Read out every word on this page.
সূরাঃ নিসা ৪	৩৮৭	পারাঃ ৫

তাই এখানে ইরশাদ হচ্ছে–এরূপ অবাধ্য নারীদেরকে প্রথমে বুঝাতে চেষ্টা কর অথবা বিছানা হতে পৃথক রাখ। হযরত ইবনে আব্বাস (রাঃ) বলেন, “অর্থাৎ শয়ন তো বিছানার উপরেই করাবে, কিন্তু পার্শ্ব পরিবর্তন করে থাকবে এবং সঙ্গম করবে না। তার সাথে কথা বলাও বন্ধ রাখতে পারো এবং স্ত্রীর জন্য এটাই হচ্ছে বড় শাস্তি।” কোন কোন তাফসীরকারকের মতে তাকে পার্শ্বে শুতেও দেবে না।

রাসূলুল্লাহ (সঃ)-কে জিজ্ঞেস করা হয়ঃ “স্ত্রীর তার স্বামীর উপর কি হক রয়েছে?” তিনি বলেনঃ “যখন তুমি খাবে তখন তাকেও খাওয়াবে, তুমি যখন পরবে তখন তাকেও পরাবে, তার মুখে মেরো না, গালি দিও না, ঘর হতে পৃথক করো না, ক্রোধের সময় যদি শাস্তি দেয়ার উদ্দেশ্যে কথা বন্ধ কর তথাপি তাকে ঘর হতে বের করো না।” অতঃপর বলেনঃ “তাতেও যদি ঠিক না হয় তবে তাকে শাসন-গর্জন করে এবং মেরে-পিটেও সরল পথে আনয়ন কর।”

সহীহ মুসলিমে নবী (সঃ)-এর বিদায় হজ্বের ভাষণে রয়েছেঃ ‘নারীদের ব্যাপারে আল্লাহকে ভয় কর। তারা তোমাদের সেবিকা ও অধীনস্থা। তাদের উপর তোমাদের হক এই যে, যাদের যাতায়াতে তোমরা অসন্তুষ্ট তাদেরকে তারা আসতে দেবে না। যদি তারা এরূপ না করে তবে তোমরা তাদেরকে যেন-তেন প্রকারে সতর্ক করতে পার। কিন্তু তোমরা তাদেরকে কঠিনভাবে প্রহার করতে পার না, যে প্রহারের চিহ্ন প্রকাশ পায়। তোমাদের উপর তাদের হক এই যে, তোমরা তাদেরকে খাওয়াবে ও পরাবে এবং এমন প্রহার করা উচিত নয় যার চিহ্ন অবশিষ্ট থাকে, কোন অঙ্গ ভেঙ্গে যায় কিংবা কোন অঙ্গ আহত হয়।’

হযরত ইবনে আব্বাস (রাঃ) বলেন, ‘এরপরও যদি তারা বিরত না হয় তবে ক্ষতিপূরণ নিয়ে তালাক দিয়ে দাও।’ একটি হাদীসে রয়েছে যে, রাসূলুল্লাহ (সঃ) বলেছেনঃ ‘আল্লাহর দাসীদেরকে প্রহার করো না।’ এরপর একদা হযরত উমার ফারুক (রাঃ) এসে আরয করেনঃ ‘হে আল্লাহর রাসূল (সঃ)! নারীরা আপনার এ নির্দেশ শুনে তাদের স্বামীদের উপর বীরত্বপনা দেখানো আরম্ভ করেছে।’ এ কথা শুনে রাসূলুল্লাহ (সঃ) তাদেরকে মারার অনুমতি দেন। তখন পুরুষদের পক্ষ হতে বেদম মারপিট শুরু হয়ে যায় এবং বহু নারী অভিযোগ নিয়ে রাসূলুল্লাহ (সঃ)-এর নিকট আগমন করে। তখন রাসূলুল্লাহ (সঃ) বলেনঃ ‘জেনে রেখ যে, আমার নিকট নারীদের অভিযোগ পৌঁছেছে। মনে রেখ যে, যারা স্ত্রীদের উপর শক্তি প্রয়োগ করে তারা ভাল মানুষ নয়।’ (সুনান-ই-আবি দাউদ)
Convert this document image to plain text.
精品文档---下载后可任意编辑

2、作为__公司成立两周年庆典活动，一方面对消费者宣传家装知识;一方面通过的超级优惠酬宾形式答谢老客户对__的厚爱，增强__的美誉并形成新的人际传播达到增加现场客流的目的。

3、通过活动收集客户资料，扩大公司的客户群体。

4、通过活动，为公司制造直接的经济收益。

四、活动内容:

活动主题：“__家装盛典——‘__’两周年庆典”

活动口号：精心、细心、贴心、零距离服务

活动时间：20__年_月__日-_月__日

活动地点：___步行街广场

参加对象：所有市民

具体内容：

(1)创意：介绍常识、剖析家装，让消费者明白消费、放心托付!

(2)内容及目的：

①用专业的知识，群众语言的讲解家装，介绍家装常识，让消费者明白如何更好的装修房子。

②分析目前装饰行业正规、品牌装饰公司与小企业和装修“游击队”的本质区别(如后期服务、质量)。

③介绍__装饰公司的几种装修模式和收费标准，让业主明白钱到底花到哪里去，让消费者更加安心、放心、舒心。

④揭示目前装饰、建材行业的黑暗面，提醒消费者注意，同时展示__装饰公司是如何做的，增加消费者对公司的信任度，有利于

Given instruction:
Please repeat the material above, word for word and in full.

Complete response:
Read out every word on this page.
সূরাঃ নিসা ৪	৩৮৭	পারাঃ ৫

তাই এখানে ইরশাদ হচ্ছে–এরূপ অবাধ্য নারীদেরকে প্রথমে বুঝাতে চেষ্টা কর অথবা বিছানা হতে পৃথক রাখ। হযরত ইবনে আব্বাস (রাঃ) বলেন, “অর্থাৎ শয়ন তো বিছানার উপরেই করাবে, কিন্তু পার্শ্ব পরিবর্তন করে থাকবে এবং সঙ্গম করবে না। তার সাথে কথা বলাও বন্ধ রাখতে পারো এবং স্ত্রীর জন্য এটাই হচ্ছে বড় শাস্তি।” কোন কোন তাফসীরকারকের মতে তাকে পার্শ্বে শুতেও দেবে না।

রাসূলুল্লাহ (সঃ)-কে জিজ্ঞেস করা হয়ঃ “স্ত্রীর তার স্বামীর উপর কি হক রয়েছে?” তিনি বলেনঃ “যখন তুমি খাবে তখন তাকেও খাওয়াবে, তুমি যখন পরবে তখন তাকেও পরাবে, তার মুখে মেরো না, গালি দিও না, ঘর হতে পৃথক করো না, ক্রোধের সময় যদি শাস্তি দেয়ার উদ্দেশ্যে কথা বন্ধ কর তথাপি তাকে ঘর হতে বের করো না।” অতঃপর বলেনঃ “তাতেও যদি ঠিক না হয় তবে তাকে শাসন-গর্জন করে এবং মেরে-পিটেও সরল পথে আনয়ন কর।”

সহীহ মুসলিমে নবী (সঃ)-এর বিদায় হজ্বের ভাষণে রয়েছেঃ ‘নারীদের ব্যাপারে আল্লাহকে ভয় কর। তারা তোমাদের সেবিকা ও অধীনস্থা। তাদের উপর তোমাদের হক এই যে, যাদের যাতায়াতে তোমরা অসন্তুষ্ট তাদেরকে তারা আসতে দেবে না। যদি তারা এরূপ না করে তবে তোমরা তাদেরকে যেন-তেন প্রকারে সতর্ক করতে পার। কিন্তু তোমরা তাদেরকে কঠিনভাবে প্রহার করতে পার না, যে প্রহারের চিহ্ন প্রকাশ পায়। তোমাদের উপর তাদের হক এই যে, তোমরা তাদেরকে খাওয়াবে ও পরাবে এবং এমন প্রহার করা উচিত নয় যার চিহ্ন অবশিষ্ট থাকে, কোন অঙ্গ ভেঙ্গে যায় কিংবা কোন অঙ্গ আহত হয়।’

হযরত ইবনে আব্বাস (রাঃ) বলেন, ‘এরপরও যদি তারা বিরত না হয় তবে ক্ষতিপূরণ নিয়ে তালাক দিয়ে দাও।’ একটি হাদীসে রয়েছে যে, রাসূলুল্লাহ (সঃ) বলেছেনঃ ‘আল্লাহর দাসীদেরকে প্রহার করো না।’ এরপর একদা হযরত উমার ফারুক (রাঃ) এসে আরয করেনঃ ‘হে আল্লাহর রাসূল (সঃ)! নারীরা আপনার এ নির্দেশ শুনে তাদের স্বামীদের উপর বীরত্বপনা দেখানো আরম্ভ করেছে।’ এ কথা শুনে রাসূলুল্লাহ (সঃ) তাদেরকে মারার অনুমতি দেন। তখন পুরুষদের পক্ষ হতে বেদম মারপিট শুরু হয়ে যায় এবং বহু নারী অভিযোগ নিয়ে রাসূলুল্লাহ (সঃ)-এর নিকট আগমন করে। তখন রাসূলুল্লাহ (সঃ) বলেনঃ ‘জেনে রেখ যে, আমার নিকট নারীদের অভিযোগ পৌঁছেছে। মনে রেখ যে, যারা স্ত্রীদের উপর শক্তি প্রয়োগ করে তারা ভাল মানুষ নয়।’ (সুনান-ই-আবি দাউদ)
Convert this document image to plain text.
精品文档---下载后可任意编辑

2、作为__公司成立两周年庆典活动，一方面对消费者宣传家装知识;一方面通过的超级优惠酬宾形式答谢老客户对__的厚爱，增强__的美誉并形成新的人际传播达到增加现场客流的目的。

3、通过活动收集客户资料，扩大公司的客户群体。

4、通过活动，为公司制造直接的经济收益。

四、活动内容:

活动主题：“__家装盛典——‘__’两周年庆典”

活动口号：精心、细心、贴心、零距离服务

活动时间：20__年_月__日-_月__日

活动地点：___步行街广场

参加对象：所有市民

具体内容：

(1)创意：介绍常识、剖析家装，让消费者明白消费、放心托付!

(2)内容及目的：

①用专业的知识，群众语言的讲解家装，介绍家装常识，让消费者明白如何更好的装修房子。

②分析目前装饰行业正规、品牌装饰公司与小企业和装修“游击队”的本质区别(如后期服务、质量)。

③介绍__装饰公司的几种装修模式和收费标准，让业主明白钱到底花到哪里去，让消费者更加安心、放心、舒心。

④揭示目前装饰、建材行业的黑暗面，提醒消费者注意，同时展示__装饰公司是如何做的，增加消费者对公司的信任度，有利于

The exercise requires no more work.